Written problem:
All of the records below must be output exactly, with no pictures carried over.

Data records:
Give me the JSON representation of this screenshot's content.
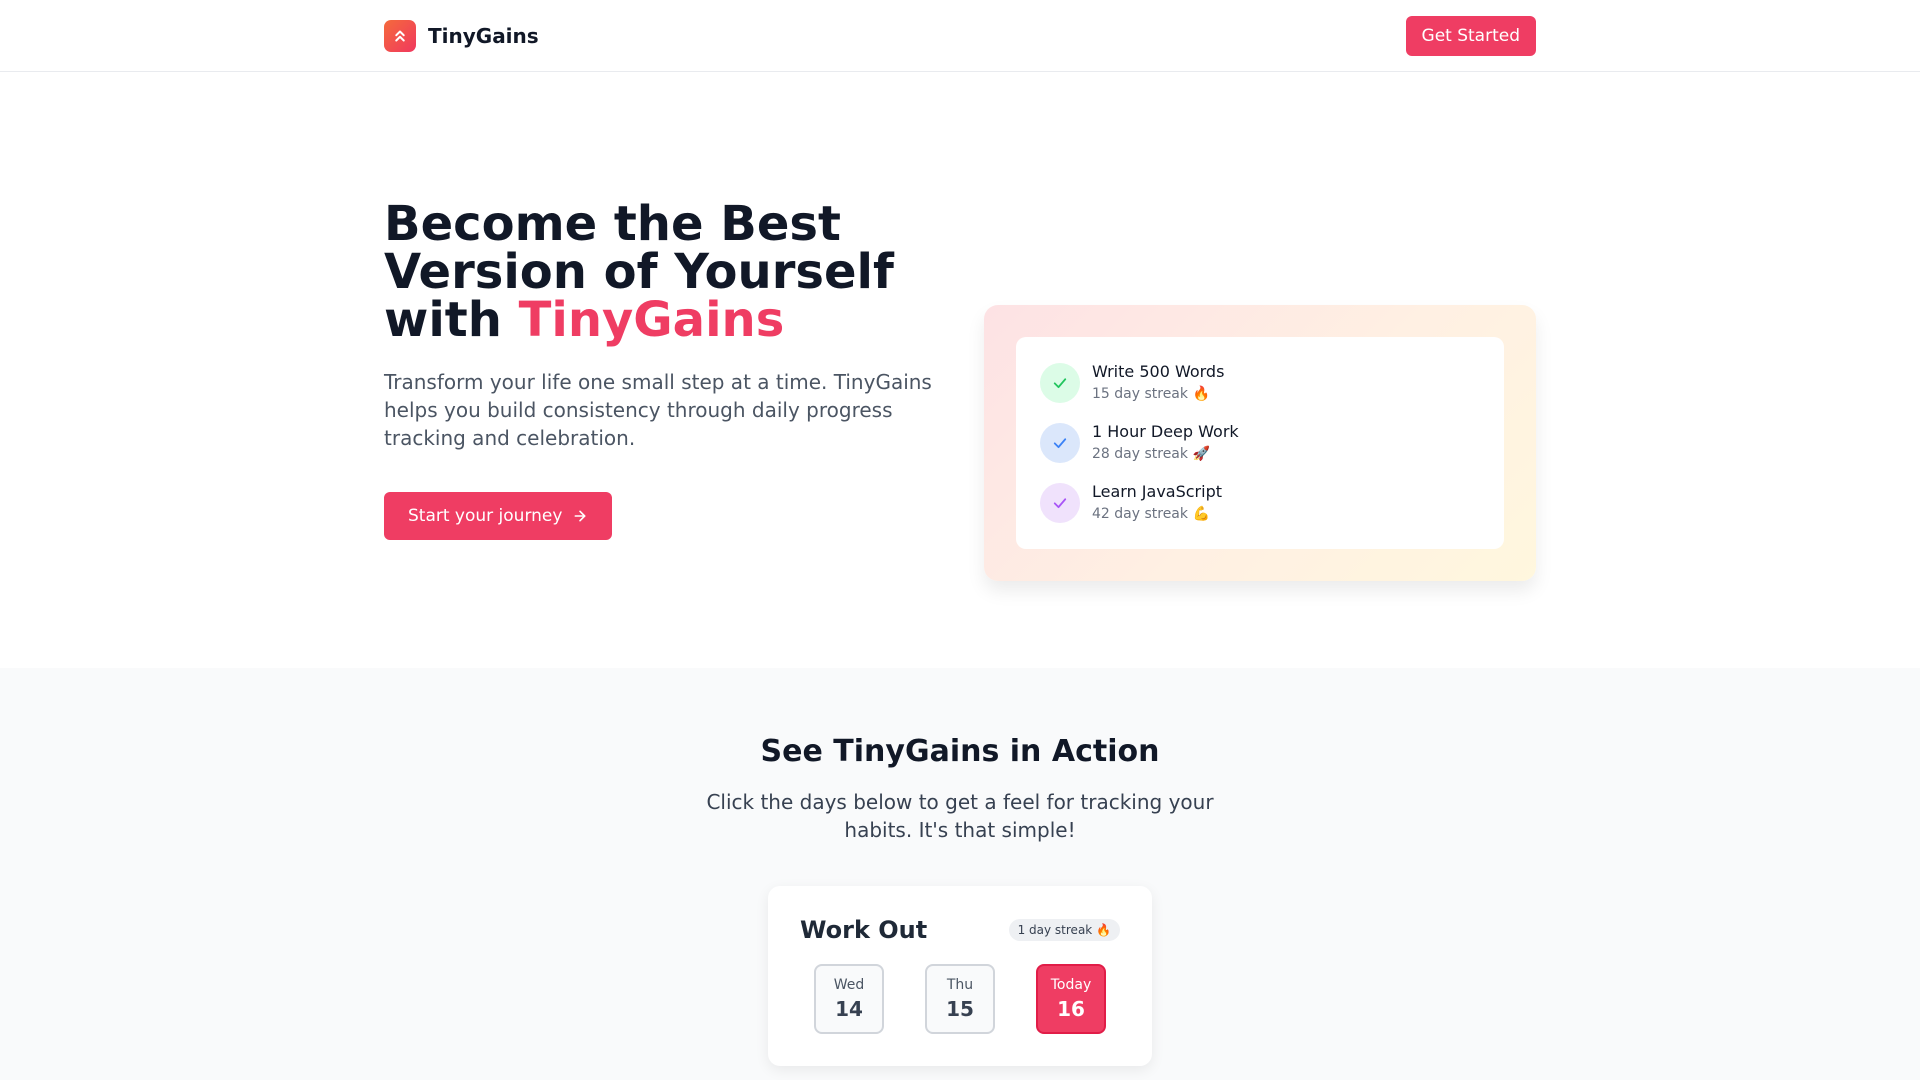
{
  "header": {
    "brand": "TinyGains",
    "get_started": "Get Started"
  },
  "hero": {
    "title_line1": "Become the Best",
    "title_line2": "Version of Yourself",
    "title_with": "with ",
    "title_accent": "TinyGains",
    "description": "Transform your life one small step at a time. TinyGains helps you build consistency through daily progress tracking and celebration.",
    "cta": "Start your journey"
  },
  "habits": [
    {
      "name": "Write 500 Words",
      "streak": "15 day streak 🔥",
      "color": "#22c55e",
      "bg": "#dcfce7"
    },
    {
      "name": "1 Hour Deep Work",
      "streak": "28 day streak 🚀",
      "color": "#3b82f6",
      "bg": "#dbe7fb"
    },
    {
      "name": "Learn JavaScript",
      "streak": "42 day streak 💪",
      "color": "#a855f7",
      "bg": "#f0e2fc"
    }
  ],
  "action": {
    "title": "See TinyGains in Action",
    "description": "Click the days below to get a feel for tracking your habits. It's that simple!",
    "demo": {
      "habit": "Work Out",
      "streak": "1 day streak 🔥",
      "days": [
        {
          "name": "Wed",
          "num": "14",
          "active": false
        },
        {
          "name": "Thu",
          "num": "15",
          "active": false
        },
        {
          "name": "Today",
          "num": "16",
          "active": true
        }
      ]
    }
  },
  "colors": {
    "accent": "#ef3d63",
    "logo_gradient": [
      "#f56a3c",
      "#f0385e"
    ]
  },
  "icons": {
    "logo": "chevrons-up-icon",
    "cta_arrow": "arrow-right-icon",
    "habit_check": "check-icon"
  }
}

Result below:
Give me the JSON representation of this screenshot's content.
{
  "header": {
    "brand": "TinyGains",
    "get_started": "Get Started"
  },
  "hero": {
    "title_line1": "Become the Best",
    "title_line2": "Version of Yourself",
    "title_with": "with ",
    "title_accent": "TinyGains",
    "description": "Transform your life one small step at a time. TinyGains helps you build consistency through daily progress tracking and celebration.",
    "cta": "Start your journey"
  },
  "habits": [
    {
      "name": "Write 500 Words",
      "streak": "15 day streak 🔥",
      "color": "#22c55e",
      "bg": "#dcfce7"
    },
    {
      "name": "1 Hour Deep Work",
      "streak": "28 day streak 🚀",
      "color": "#3b82f6",
      "bg": "#dbe7fb"
    },
    {
      "name": "Learn JavaScript",
      "streak": "42 day streak 💪",
      "color": "#a855f7",
      "bg": "#f0e2fc"
    }
  ],
  "action": {
    "title": "See TinyGains in Action",
    "description": "Click the days below to get a feel for tracking your habits. It's that simple!",
    "demo": {
      "habit": "Work Out",
      "streak": "1 day streak 🔥",
      "days": [
        {
          "name": "Wed",
          "num": "14",
          "active": false
        },
        {
          "name": "Thu",
          "num": "15",
          "active": false
        },
        {
          "name": "Today",
          "num": "16",
          "active": true
        }
      ]
    }
  },
  "colors": {
    "accent": "#ef3d63",
    "logo_gradient": [
      "#f56a3c",
      "#f0385e"
    ]
  },
  "icons": {
    "logo": "chevrons-up-icon",
    "cta_arrow": "arrow-right-icon",
    "habit_check": "check-icon"
  }
}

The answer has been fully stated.